### Data supplied
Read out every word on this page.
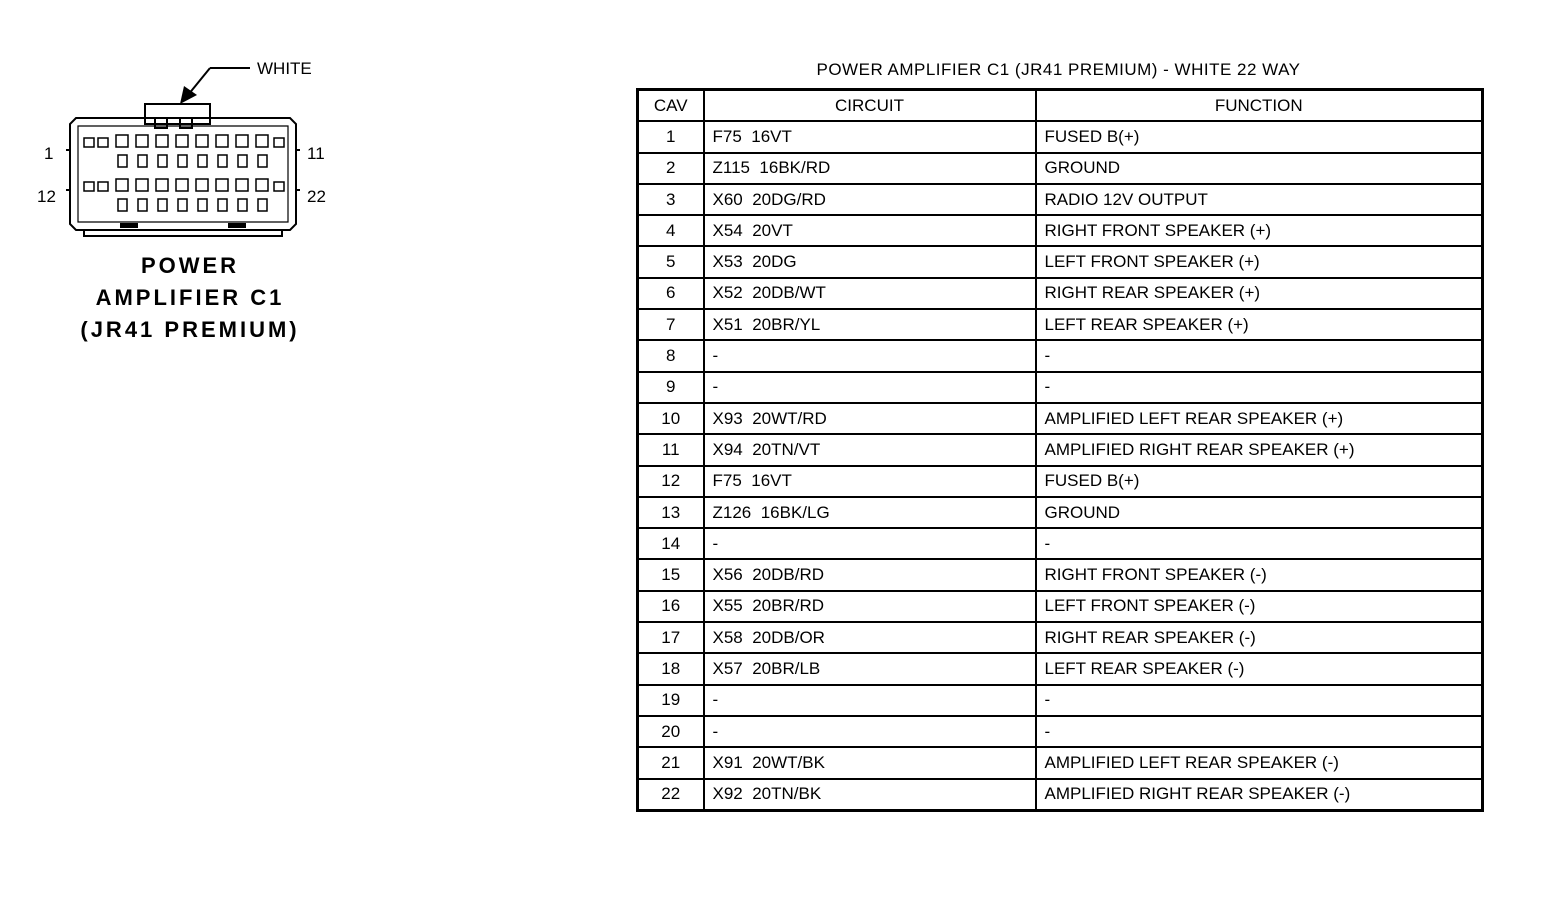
WHITE
1	11
12	22
POWER
AMPLIFIER C1
(JR41 PREMIUM)
POWER AMPLIFIER C1 (JR41 PREMIUM) - WHITE 22 WAY
CAV	CIRCUIT	FUNCTION
1	F75  16VT	FUSED B(+)
2	Z115  16BK/RD	GROUND
3	X60  20DG/RD	RADIO 12V OUTPUT
4	X54  20VT	RIGHT FRONT SPEAKER (+)
5	X53  20DG	LEFT FRONT SPEAKER (+)
6	X52  20DB/WT	RIGHT REAR SPEAKER (+)
7	X51  20BR/YL	LEFT REAR SPEAKER (+)
8	-	-
9	-	-
10	X93  20WT/RD	AMPLIFIED LEFT REAR SPEAKER (+)
11	X94  20TN/VT	AMPLIFIED RIGHT REAR SPEAKER (+)
12	F75  16VT	FUSED B(+)
13	Z126  16BK/LG	GROUND
14	-	-
15	X56  20DB/RD	RIGHT FRONT SPEAKER (-)
16	X55  20BR/RD	LEFT FRONT SPEAKER (-)
17	X58  20DB/OR	RIGHT REAR SPEAKER (-)
18	X57  20BR/LB	LEFT REAR SPEAKER (-)
19	-	-
20	-	-
21	X91  20WT/BK	AMPLIFIED LEFT REAR SPEAKER (-)
22	X92  20TN/BK	AMPLIFIED RIGHT REAR SPEAKER (-)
######
Instructions to follow
Pictures are excluded; output everything else in the data verbatim.

Response
Read out every word on this page.
WHITE
1	11
12	22
POWER
AMPLIFIER C1
(JR41 PREMIUM)
POWER AMPLIFIER C1 (JR41 PREMIUM) - WHITE 22 WAY
CAV	CIRCUIT	FUNCTION
1	F75  16VT	FUSED B(+)
2	Z115  16BK/RD	GROUND
3	X60  20DG/RD	RADIO 12V OUTPUT
4	X54  20VT	RIGHT FRONT SPEAKER (+)
5	X53  20DG	LEFT FRONT SPEAKER (+)
6	X52  20DB/WT	RIGHT REAR SPEAKER (+)
7	X51  20BR/YL	LEFT REAR SPEAKER (+)
8	-	-
9	-	-
10	X93  20WT/RD	AMPLIFIED LEFT REAR SPEAKER (+)
11	X94  20TN/VT	AMPLIFIED RIGHT REAR SPEAKER (+)
12	F75  16VT	FUSED B(+)
13	Z126  16BK/LG	GROUND
14	-	-
15	X56  20DB/RD	RIGHT FRONT SPEAKER (-)
16	X55  20BR/RD	LEFT FRONT SPEAKER (-)
17	X58  20DB/OR	RIGHT REAR SPEAKER (-)
18	X57  20BR/LB	LEFT REAR SPEAKER (-)
19	-	-
20	-	-
21	X91  20WT/BK	AMPLIFIED LEFT REAR SPEAKER (-)
22	X92  20TN/BK	AMPLIFIED RIGHT REAR SPEAKER (-)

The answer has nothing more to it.